§ Task instructions: Return all lines from the listing below in which the string "RELEASE" occurs.

§ Task input:
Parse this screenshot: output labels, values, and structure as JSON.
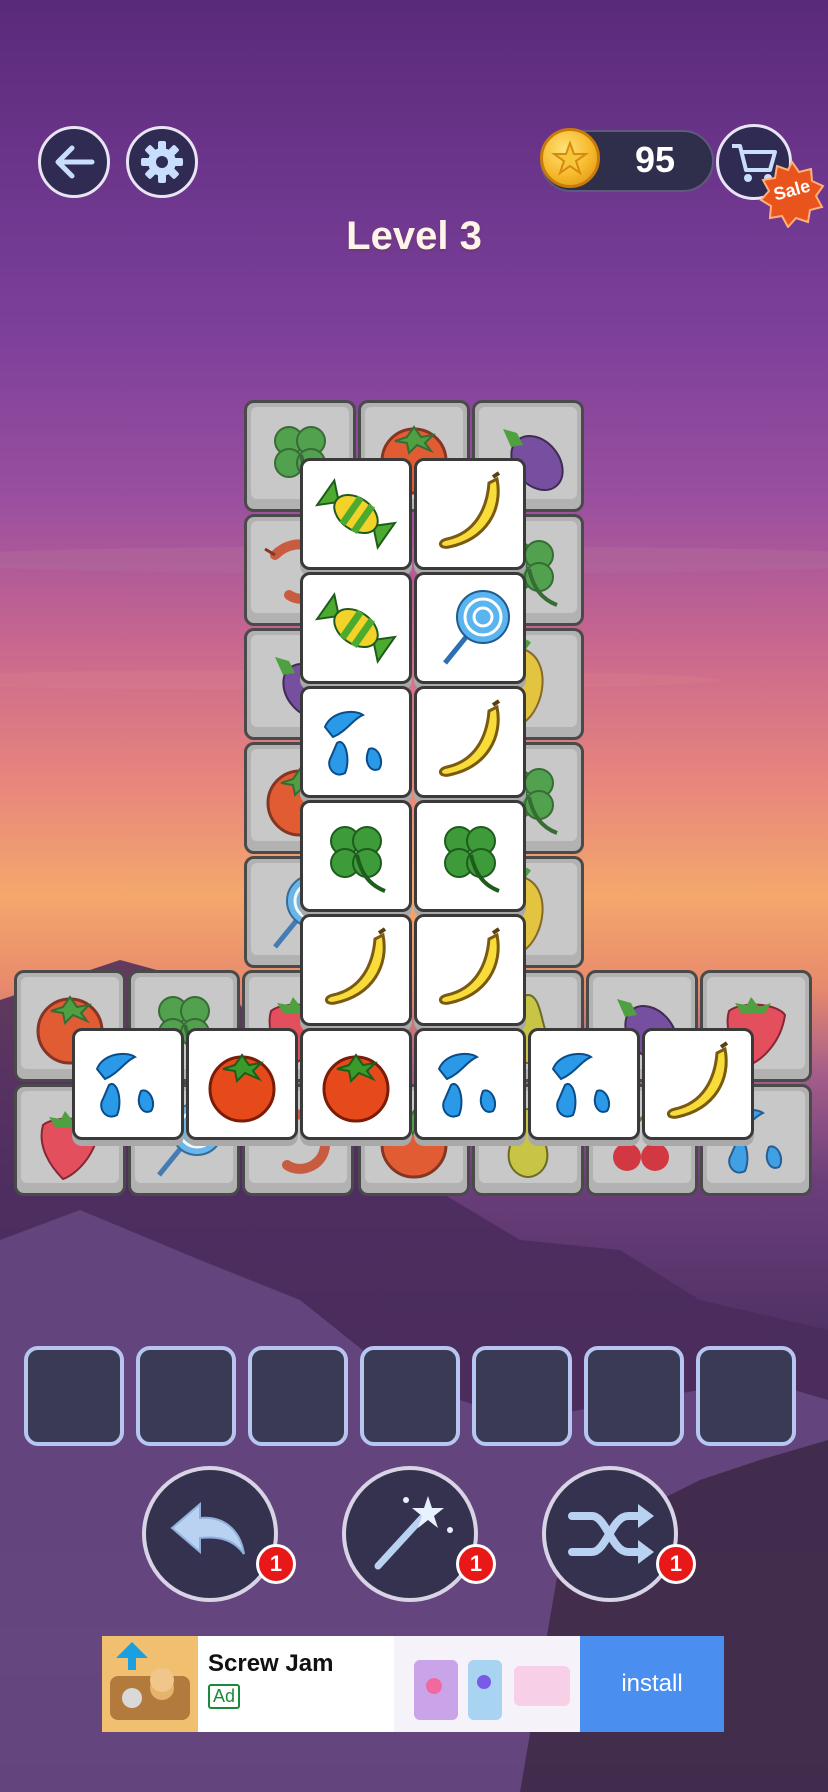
{
  "header": {
    "coins": "95",
    "sale_label": "Sale",
    "level_title": "Level 3"
  },
  "board": {
    "tile_count_front": 16,
    "tile_count_back": 24
  },
  "tray": {
    "slots": 7
  },
  "powerups": {
    "undo_count": "1",
    "magic_count": "1",
    "shuffle_count": "1"
  },
  "ad": {
    "title": "Screw Jam",
    "tag": "Ad",
    "cta": "install"
  },
  "colors": {
    "tile_front": "#ffffff",
    "tile_back": "#b2b2b2",
    "slot_border": "#b6c6f0",
    "badge": "#e81818",
    "install_button": "#4a8ff0"
  }
}
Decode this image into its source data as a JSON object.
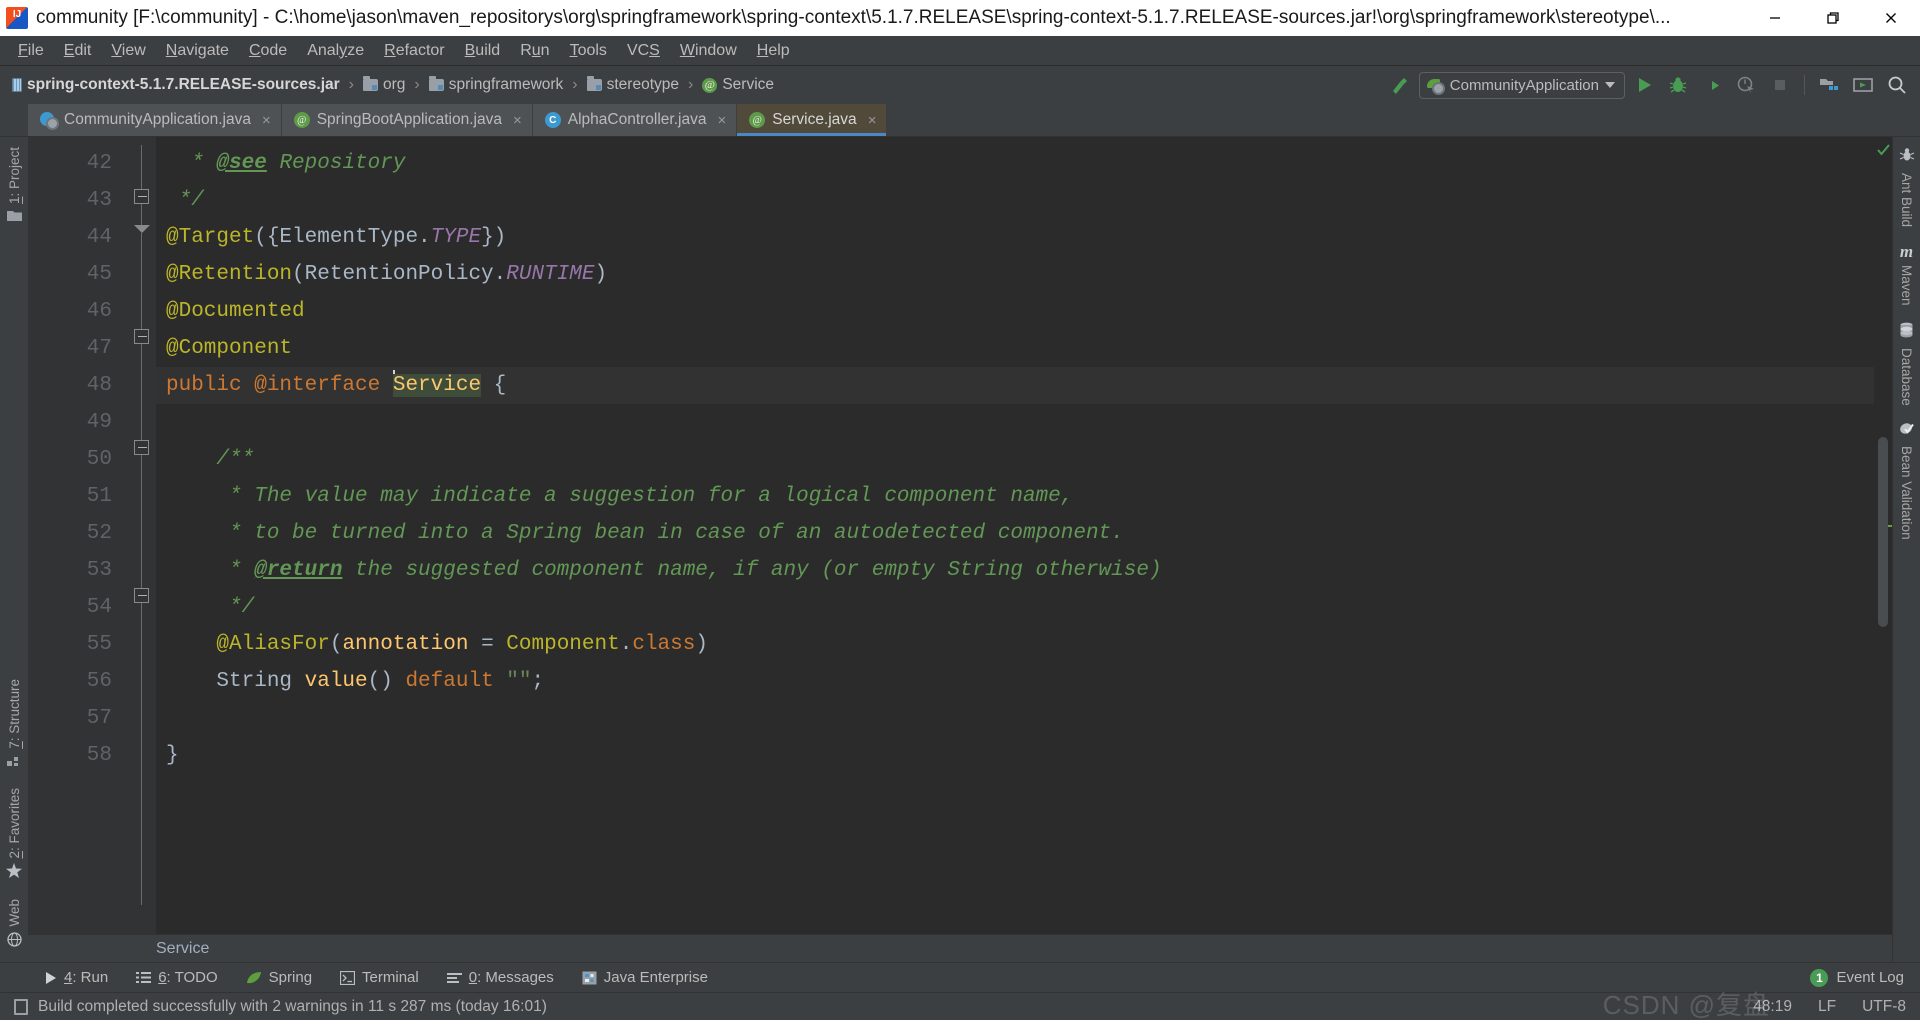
{
  "window": {
    "title": "community [F:\\community] - C:\\home\\jason\\maven_repositorys\\org\\springframework\\spring-context\\5.1.7.RELEASE\\spring-context-5.1.7.RELEASE-sources.jar!\\org\\springframework\\stereotype\\...",
    "app_icon": "intellij-idea-icon",
    "controls": {
      "minimize": "minimize-icon",
      "restore": "restore-icon",
      "close": "close-icon"
    }
  },
  "menubar": {
    "items": [
      {
        "pre": "",
        "mn": "F",
        "post": "ile"
      },
      {
        "pre": "",
        "mn": "E",
        "post": "dit"
      },
      {
        "pre": "",
        "mn": "V",
        "post": "iew"
      },
      {
        "pre": "",
        "mn": "N",
        "post": "avigate"
      },
      {
        "pre": "",
        "mn": "C",
        "post": "ode"
      },
      {
        "pre": "Anal",
        "mn": "y",
        "post": "ze"
      },
      {
        "pre": "",
        "mn": "R",
        "post": "efactor"
      },
      {
        "pre": "",
        "mn": "B",
        "post": "uild"
      },
      {
        "pre": "R",
        "mn": "u",
        "post": "n"
      },
      {
        "pre": "",
        "mn": "T",
        "post": "ools"
      },
      {
        "pre": "VC",
        "mn": "S",
        "post": ""
      },
      {
        "pre": "",
        "mn": "W",
        "post": "indow"
      },
      {
        "pre": "",
        "mn": "H",
        "post": "elp"
      }
    ]
  },
  "navbar": {
    "crumbs": [
      {
        "label": "spring-context-5.1.7.RELEASE-sources.jar",
        "icon": "jar-icon"
      },
      {
        "label": "org",
        "icon": "folder-icon"
      },
      {
        "label": "springframework",
        "icon": "folder-icon"
      },
      {
        "label": "stereotype",
        "icon": "folder-icon"
      },
      {
        "label": "Service",
        "icon": "annotation-icon"
      }
    ],
    "separator": "›",
    "run_config": {
      "label": "CommunityApplication",
      "icon": "spring-boot-icon",
      "dropdown": "chevron-down-icon"
    },
    "toolbar_icons": [
      "build-hammer-icon",
      "run-icon",
      "debug-icon",
      "run-coverage-icon",
      "profiler-icon",
      "stop-icon",
      "project-structure-icon",
      "open-terminal-icon",
      "search-icon"
    ]
  },
  "tabs": [
    {
      "label": "CommunityApplication.java",
      "icon": "spring-boot-class-icon",
      "close": "×",
      "active": false
    },
    {
      "label": "SpringBootApplication.java",
      "icon": "annotation-icon",
      "close": "×",
      "active": false
    },
    {
      "label": "AlphaController.java",
      "icon": "class-icon",
      "close": "×",
      "active": false
    },
    {
      "label": "Service.java",
      "icon": "annotation-icon",
      "close": "×",
      "active": true
    }
  ],
  "sidebar_left": [
    {
      "pre": "",
      "mn": "1",
      "post": ": Project",
      "icon": "folder-icon"
    },
    {
      "pre": "",
      "mn": "7",
      "post": ": Structure",
      "icon": "structure-icon"
    },
    {
      "pre": "",
      "mn": "2",
      "post": ": Favorites",
      "icon": "star-icon"
    },
    {
      "pre": "",
      "mn": "",
      "post": "Web",
      "icon": "web-globe-icon"
    }
  ],
  "sidebar_right": [
    {
      "label": "Ant Build",
      "icon": "ant-icon"
    },
    {
      "label": "Maven",
      "icon": "maven-m-icon"
    },
    {
      "label": "Database",
      "icon": "database-icon"
    },
    {
      "label": "Bean Validation",
      "icon": "bean-validation-icon"
    }
  ],
  "editor": {
    "first_line": 42,
    "lines": [
      {
        "num": 42,
        "current": false,
        "tokens": [
          {
            "t": "  * ",
            "c": "cmt"
          },
          {
            "t": "@see",
            "c": "cmt-tag"
          },
          {
            "t": " Repository",
            "c": "cmt"
          }
        ]
      },
      {
        "num": 43,
        "current": false,
        "tokens": [
          {
            "t": " */",
            "c": "cmt"
          }
        ]
      },
      {
        "num": 44,
        "current": false,
        "tokens": [
          {
            "t": "@Target",
            "c": "anno"
          },
          {
            "t": "({ElementType.",
            "c": "typ"
          },
          {
            "t": "TYPE",
            "c": "fld"
          },
          {
            "t": "})",
            "c": "typ"
          }
        ]
      },
      {
        "num": 45,
        "current": false,
        "tokens": [
          {
            "t": "@Retention",
            "c": "anno"
          },
          {
            "t": "(RetentionPolicy.",
            "c": "typ"
          },
          {
            "t": "RUNTIME",
            "c": "fld"
          },
          {
            "t": ")",
            "c": "typ"
          }
        ]
      },
      {
        "num": 46,
        "current": false,
        "tokens": [
          {
            "t": "@Documented",
            "c": "anno"
          }
        ]
      },
      {
        "num": 47,
        "current": false,
        "tokens": [
          {
            "t": "@Component",
            "c": "anno"
          }
        ]
      },
      {
        "num": 48,
        "current": true,
        "tokens": [
          {
            "t": "public ",
            "c": "kw"
          },
          {
            "t": "@interface ",
            "c": "kw"
          },
          {
            "t": "CARET",
            "c": "caret"
          },
          {
            "t": "Service",
            "c": "sel"
          },
          {
            "t": " {",
            "c": "typ"
          }
        ]
      },
      {
        "num": 49,
        "current": false,
        "tokens": []
      },
      {
        "num": 50,
        "current": false,
        "tokens": [
          {
            "t": "    /**",
            "c": "cmt"
          }
        ]
      },
      {
        "num": 51,
        "current": false,
        "tokens": [
          {
            "t": "     * The value may indicate a suggestion for a logical component name,",
            "c": "cmt"
          }
        ]
      },
      {
        "num": 52,
        "current": false,
        "tokens": [
          {
            "t": "     * to be turned into a Spring bean in case of an autodetected component.",
            "c": "cmt"
          }
        ]
      },
      {
        "num": 53,
        "current": false,
        "tokens": [
          {
            "t": "     * ",
            "c": "cmt"
          },
          {
            "t": "@return",
            "c": "cmt-tag"
          },
          {
            "t": " the suggested component name, if any (or empty String otherwise)",
            "c": "cmt"
          }
        ]
      },
      {
        "num": 54,
        "current": false,
        "tokens": [
          {
            "t": "     */",
            "c": "cmt"
          }
        ]
      },
      {
        "num": 55,
        "current": false,
        "tokens": [
          {
            "t": "    @AliasFor",
            "c": "anno"
          },
          {
            "t": "(",
            "c": "typ"
          },
          {
            "t": "annotation",
            "c": "ident"
          },
          {
            "t": " = ",
            "c": "typ"
          },
          {
            "t": "Component",
            "c": "anno"
          },
          {
            "t": ".",
            "c": "typ"
          },
          {
            "t": "class",
            "c": "kw"
          },
          {
            "t": ")",
            "c": "typ"
          }
        ]
      },
      {
        "num": 56,
        "current": false,
        "tokens": [
          {
            "t": "    String ",
            "c": "typ"
          },
          {
            "t": "value",
            "c": "ident"
          },
          {
            "t": "() ",
            "c": "typ"
          },
          {
            "t": "default ",
            "c": "kw"
          },
          {
            "t": "\"\"",
            "c": "str"
          },
          {
            "t": ";",
            "c": "typ"
          }
        ]
      },
      {
        "num": 57,
        "current": false,
        "tokens": []
      },
      {
        "num": 58,
        "current": false,
        "tokens": [
          {
            "t": "}",
            "c": "typ"
          }
        ]
      }
    ],
    "breadcrumb_bottom": "Service",
    "inspection_status": "ok-check-icon"
  },
  "bottombar": {
    "tools": [
      {
        "pre": "",
        "mn": "4",
        "post": ": Run",
        "icon": "run-icon"
      },
      {
        "pre": "",
        "mn": "6",
        "post": ": TODO",
        "icon": "todo-list-icon"
      },
      {
        "pre": "",
        "mn": "",
        "post": "Spring",
        "icon": "spring-leaf-icon"
      },
      {
        "pre": "",
        "mn": "",
        "post": "Terminal",
        "icon": "terminal-icon"
      },
      {
        "pre": "",
        "mn": "0",
        "post": ": Messages",
        "icon": "messages-icon"
      },
      {
        "pre": "",
        "mn": "",
        "post": "Java Enterprise",
        "icon": "java-enterprise-icon"
      }
    ],
    "event_log": {
      "label": "Event Log",
      "count": "1"
    }
  },
  "statusbar": {
    "message": "Build completed successfully with 2 warnings in 11 s 287 ms (today 16:01)",
    "message_icon": "book-icon",
    "caret_position": "48:19",
    "line_separator": "LF",
    "encoding": "UTF-8",
    "watermark": "CSDN @复盘"
  },
  "colors": {
    "editor_bg": "#2b2b2b",
    "gutter_bg": "#313335",
    "chrome_bg": "#3c3f41",
    "tab_active_bg": "#51493a",
    "tab_underline": "#4a88c7",
    "accent_green": "#499c54",
    "keyword": "#cc7832",
    "annotation": "#bbb529",
    "comment": "#629755",
    "string": "#6a8759",
    "field": "#9876aa",
    "identifier": "#ffc66d",
    "default_text": "#a9b7c6"
  }
}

§ Full solution:
    "title": "community [F:\\community] - C:\\home\\jason\\maven_repositorys\\org\\springframework\\spring-context\\5.1.7.RELEASE\\spring-context-5.1.7.RELEASE-sources.jar!\\org\\springframework\\stereotype\\...",
        "label": "spring-context-5.1.7.RELEASE-sources.jar",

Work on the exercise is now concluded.